> [INSTRUCTION] Copy out each line of the data holding "structured".

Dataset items
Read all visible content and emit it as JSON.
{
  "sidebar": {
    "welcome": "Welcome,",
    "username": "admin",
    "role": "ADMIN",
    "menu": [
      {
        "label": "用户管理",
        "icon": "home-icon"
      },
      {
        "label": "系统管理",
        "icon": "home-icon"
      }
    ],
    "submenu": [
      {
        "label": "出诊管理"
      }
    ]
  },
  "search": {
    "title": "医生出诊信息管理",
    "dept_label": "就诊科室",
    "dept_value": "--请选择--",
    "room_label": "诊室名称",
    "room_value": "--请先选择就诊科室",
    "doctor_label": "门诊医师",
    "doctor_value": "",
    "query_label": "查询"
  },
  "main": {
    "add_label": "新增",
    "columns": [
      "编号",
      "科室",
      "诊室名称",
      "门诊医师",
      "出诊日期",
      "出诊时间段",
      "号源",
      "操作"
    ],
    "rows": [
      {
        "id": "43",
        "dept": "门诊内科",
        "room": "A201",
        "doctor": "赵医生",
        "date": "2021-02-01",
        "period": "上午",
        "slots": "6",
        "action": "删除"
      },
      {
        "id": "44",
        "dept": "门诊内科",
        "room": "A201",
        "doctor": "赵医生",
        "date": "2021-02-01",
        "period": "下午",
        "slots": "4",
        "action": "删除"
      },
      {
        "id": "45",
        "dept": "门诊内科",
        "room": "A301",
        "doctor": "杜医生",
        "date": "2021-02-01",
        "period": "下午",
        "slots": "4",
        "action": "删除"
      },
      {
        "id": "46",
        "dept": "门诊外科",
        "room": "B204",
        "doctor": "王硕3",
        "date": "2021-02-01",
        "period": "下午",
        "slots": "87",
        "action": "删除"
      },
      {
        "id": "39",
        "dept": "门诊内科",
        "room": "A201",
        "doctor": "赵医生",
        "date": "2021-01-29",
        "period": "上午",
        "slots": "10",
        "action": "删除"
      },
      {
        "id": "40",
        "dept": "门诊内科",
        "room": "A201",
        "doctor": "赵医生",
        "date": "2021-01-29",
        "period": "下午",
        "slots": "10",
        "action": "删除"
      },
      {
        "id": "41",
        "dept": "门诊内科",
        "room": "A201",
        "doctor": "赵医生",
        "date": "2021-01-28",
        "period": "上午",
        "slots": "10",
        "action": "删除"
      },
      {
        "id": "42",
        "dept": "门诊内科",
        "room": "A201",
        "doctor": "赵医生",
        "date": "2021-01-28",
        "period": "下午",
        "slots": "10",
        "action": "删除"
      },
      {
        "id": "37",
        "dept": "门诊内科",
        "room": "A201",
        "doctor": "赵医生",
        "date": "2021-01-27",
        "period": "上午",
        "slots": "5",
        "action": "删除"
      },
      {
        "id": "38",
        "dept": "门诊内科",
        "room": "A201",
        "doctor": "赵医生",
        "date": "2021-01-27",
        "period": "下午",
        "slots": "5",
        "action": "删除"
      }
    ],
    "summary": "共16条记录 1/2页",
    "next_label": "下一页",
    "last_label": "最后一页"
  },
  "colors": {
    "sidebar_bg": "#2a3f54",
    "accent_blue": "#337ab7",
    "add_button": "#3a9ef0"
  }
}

---

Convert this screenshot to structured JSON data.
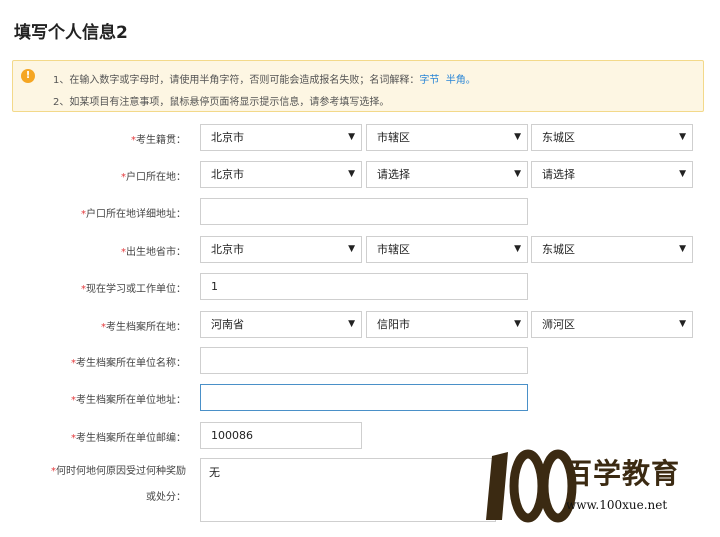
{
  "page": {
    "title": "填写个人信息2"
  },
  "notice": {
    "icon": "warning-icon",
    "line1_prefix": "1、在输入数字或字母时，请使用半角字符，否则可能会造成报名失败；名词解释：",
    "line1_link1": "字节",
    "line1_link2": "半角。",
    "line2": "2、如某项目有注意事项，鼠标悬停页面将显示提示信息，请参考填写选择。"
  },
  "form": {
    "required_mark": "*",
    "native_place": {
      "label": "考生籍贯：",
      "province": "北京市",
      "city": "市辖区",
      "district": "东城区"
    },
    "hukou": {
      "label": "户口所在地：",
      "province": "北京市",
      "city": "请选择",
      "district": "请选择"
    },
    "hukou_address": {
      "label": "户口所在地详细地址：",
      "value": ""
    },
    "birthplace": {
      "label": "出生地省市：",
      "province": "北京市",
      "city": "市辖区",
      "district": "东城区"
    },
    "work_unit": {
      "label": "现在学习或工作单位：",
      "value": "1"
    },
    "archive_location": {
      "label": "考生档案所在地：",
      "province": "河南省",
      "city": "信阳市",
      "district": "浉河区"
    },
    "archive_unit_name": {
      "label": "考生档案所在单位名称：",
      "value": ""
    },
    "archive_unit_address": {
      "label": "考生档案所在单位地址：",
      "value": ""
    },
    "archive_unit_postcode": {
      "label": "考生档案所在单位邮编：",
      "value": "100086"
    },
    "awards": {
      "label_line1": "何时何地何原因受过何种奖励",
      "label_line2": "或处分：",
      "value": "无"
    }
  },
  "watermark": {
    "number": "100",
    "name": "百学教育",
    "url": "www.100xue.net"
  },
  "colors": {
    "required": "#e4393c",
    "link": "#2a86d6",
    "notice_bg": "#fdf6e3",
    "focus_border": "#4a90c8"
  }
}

--

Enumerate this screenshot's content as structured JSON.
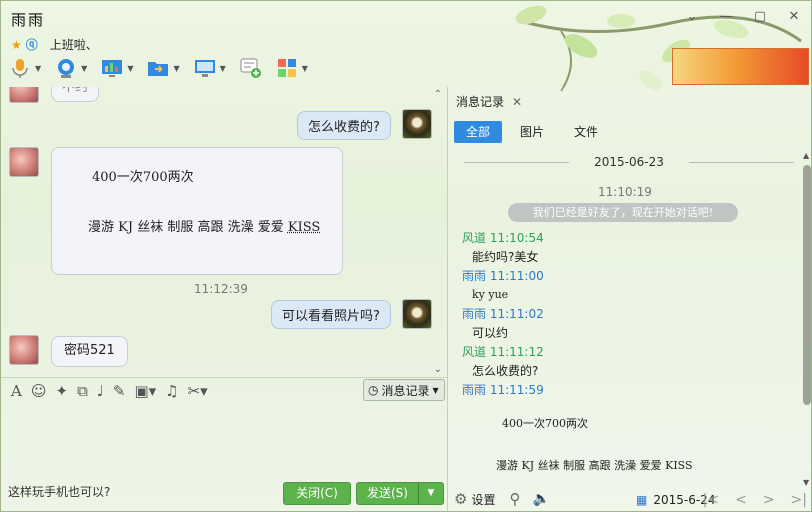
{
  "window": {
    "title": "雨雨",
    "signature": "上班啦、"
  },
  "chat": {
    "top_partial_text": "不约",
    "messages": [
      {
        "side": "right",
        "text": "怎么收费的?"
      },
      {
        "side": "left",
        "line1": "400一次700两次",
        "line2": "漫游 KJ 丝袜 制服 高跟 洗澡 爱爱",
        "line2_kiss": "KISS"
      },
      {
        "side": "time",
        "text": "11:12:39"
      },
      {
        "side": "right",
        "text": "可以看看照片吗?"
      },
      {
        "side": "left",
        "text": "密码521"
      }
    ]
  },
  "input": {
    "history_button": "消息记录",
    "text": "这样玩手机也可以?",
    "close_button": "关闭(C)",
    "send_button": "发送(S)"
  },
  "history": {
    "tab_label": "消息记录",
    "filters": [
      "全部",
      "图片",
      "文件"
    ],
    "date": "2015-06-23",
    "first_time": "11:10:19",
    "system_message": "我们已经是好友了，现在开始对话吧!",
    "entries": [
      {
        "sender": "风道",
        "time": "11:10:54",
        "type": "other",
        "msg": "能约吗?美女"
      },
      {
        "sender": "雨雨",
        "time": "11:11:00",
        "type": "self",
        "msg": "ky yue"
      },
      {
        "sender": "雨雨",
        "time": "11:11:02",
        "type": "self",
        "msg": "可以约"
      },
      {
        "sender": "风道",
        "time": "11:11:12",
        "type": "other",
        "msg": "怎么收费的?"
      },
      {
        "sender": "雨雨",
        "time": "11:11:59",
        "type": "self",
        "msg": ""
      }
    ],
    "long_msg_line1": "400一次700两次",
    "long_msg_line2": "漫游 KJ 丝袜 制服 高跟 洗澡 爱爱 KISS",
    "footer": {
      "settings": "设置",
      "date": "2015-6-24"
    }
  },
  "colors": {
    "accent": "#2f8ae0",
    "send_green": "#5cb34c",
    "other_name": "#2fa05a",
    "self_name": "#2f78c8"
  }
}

> [PROBLEM SOLUTION]
Convert this screenshot to structured JSON data.
Enumerate this screenshot's content as structured JSON.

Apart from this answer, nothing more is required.